• **Input for this task**:
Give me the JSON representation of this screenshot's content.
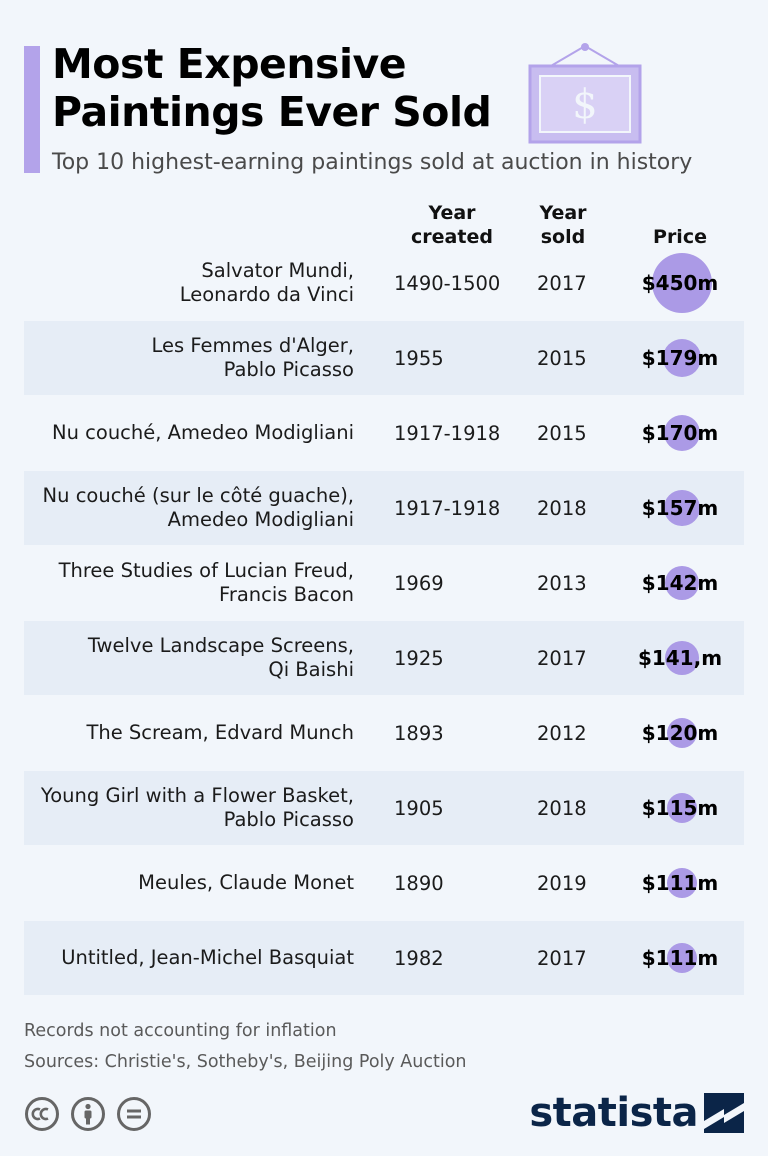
{
  "header": {
    "title_line1": "Most Expensive",
    "title_line2": "Paintings Ever Sold",
    "subtitle": "Top 10 highest-earning paintings sold at auction in history",
    "frame_symbol": "$"
  },
  "columns": {
    "year_created_1": "Year",
    "year_created_2": "created",
    "year_sold_1": "Year",
    "year_sold_2": "sold",
    "price": "Price"
  },
  "chart_data": {
    "type": "table",
    "unit": "m",
    "rows": [
      {
        "line1": "Salvator Mundi,",
        "line2": "Leonardo da Vinci",
        "created": "1490-1500",
        "sold": "2017",
        "price": "$450m",
        "value": 450
      },
      {
        "line1": "Les Femmes d'Alger,",
        "line2": "Pablo Picasso",
        "created": "1955",
        "sold": "2015",
        "price": "$179m",
        "value": 179
      },
      {
        "line1": "Nu couché, Amedeo Modigliani",
        "line2": "",
        "created": "1917-1918",
        "sold": "2015",
        "price": "$170m",
        "value": 170
      },
      {
        "line1": "Nu couché (sur le côté guache),",
        "line2": "Amedeo Modigliani",
        "created": "1917-1918",
        "sold": "2018",
        "price": "$157m",
        "value": 157
      },
      {
        "line1": "Three Studies of Lucian Freud,",
        "line2": "Francis Bacon",
        "created": "1969",
        "sold": "2013",
        "price": "$142m",
        "value": 142
      },
      {
        "line1": "Twelve Landscape Screens,",
        "line2": "Qi Baishi",
        "created": "1925",
        "sold": "2017",
        "price": "$141,m",
        "value": 141
      },
      {
        "line1": "The Scream, Edvard Munch",
        "line2": "",
        "created": "1893",
        "sold": "2012",
        "price": "$120m",
        "value": 120
      },
      {
        "line1": "Young Girl with a Flower Basket,",
        "line2": "Pablo Picasso",
        "created": "1905",
        "sold": "2018",
        "price": "$115m",
        "value": 115
      },
      {
        "line1": "Meules, Claude Monet",
        "line2": "",
        "created": "1890",
        "sold": "2019",
        "price": "$111m",
        "value": 111
      },
      {
        "line1": "Untitled, Jean-Michel Basquiat",
        "line2": "",
        "created": "1982",
        "sold": "2017",
        "price": "$111m",
        "value": 111
      }
    ]
  },
  "footer": {
    "note": "Records not accounting for inflation",
    "sources": "Sources: Christie's, Sotheby's, Beijing Poly Auction",
    "brand": "statista",
    "license_icons": [
      "cc-icon",
      "attribution-icon",
      "no-derivatives-icon"
    ]
  },
  "colors": {
    "accent": "#b3a3ea",
    "bubble": "#ab9ae6",
    "row_shade": "#e6edf6",
    "brand": "#0b2548"
  }
}
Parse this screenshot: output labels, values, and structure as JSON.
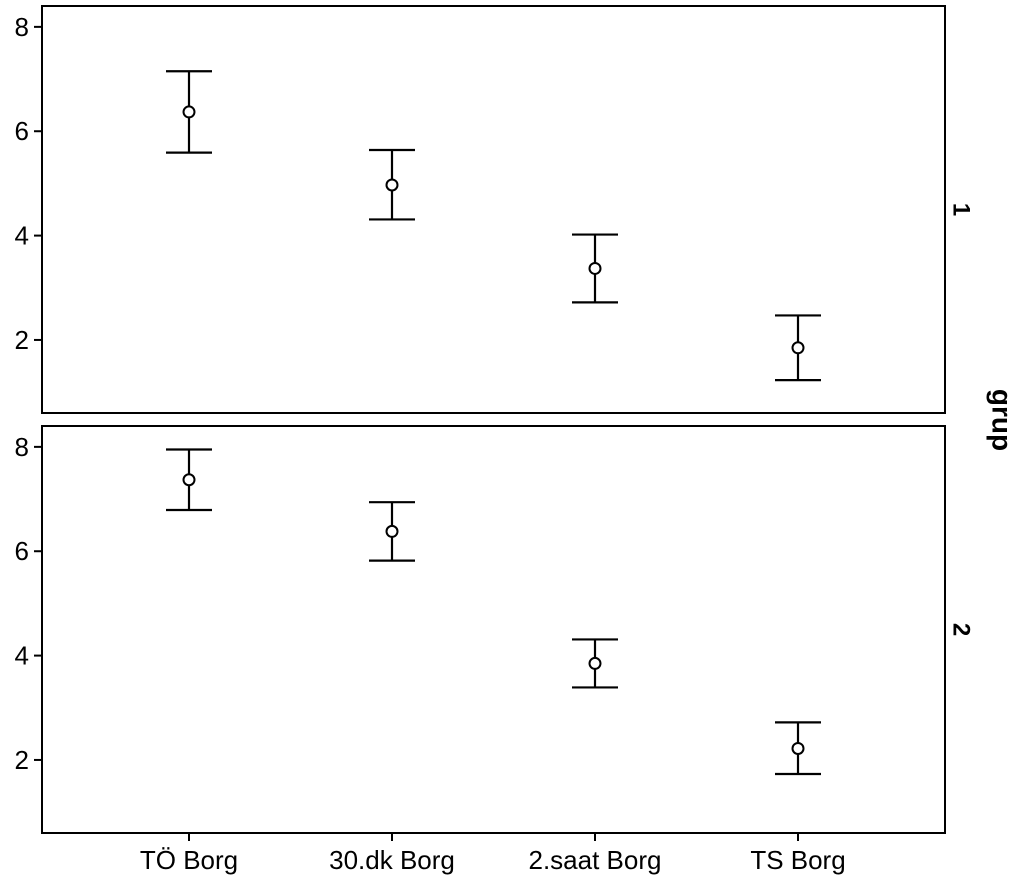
{
  "chart_data": {
    "type": "errorbar",
    "title": "",
    "xlabel": "",
    "ylabel": "",
    "facet_title": "grup",
    "categories": [
      "TÖ Borg",
      "30.dk Borg",
      "2.saat Borg",
      "TS Borg"
    ],
    "ylim": [
      0.6,
      8.4
    ],
    "yticks": [
      2,
      4,
      6,
      8
    ],
    "grid": false,
    "legend": "none",
    "panels": [
      {
        "name": "1",
        "means": [
          6.37,
          4.97,
          3.37,
          1.85
        ],
        "lower": [
          5.59,
          4.31,
          2.72,
          1.23
        ],
        "upper": [
          7.15,
          5.64,
          4.02,
          2.47
        ]
      },
      {
        "name": "2",
        "means": [
          7.37,
          6.38,
          3.85,
          2.22
        ],
        "lower": [
          6.79,
          5.82,
          3.39,
          1.73
        ],
        "upper": [
          7.95,
          6.94,
          4.31,
          2.72
        ]
      }
    ]
  }
}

• **Do this**: Word for word, restate the lines from the one containing "Parse this screenshot: output" through the end of the listing, and nothing more. Skip the pictures.

• **Final result**:
Parse this screenshot: output labels, values, and structure as JSON.
{
  "chart_data": {
    "type": "errorbar",
    "title": "",
    "xlabel": "",
    "ylabel": "",
    "facet_title": "grup",
    "categories": [
      "TÖ Borg",
      "30.dk Borg",
      "2.saat Borg",
      "TS Borg"
    ],
    "ylim": [
      0.6,
      8.4
    ],
    "yticks": [
      2,
      4,
      6,
      8
    ],
    "grid": false,
    "legend": "none",
    "panels": [
      {
        "name": "1",
        "means": [
          6.37,
          4.97,
          3.37,
          1.85
        ],
        "lower": [
          5.59,
          4.31,
          2.72,
          1.23
        ],
        "upper": [
          7.15,
          5.64,
          4.02,
          2.47
        ]
      },
      {
        "name": "2",
        "means": [
          7.37,
          6.38,
          3.85,
          2.22
        ],
        "lower": [
          6.79,
          5.82,
          3.39,
          1.73
        ],
        "upper": [
          7.95,
          6.94,
          4.31,
          2.72
        ]
      }
    ]
  }
}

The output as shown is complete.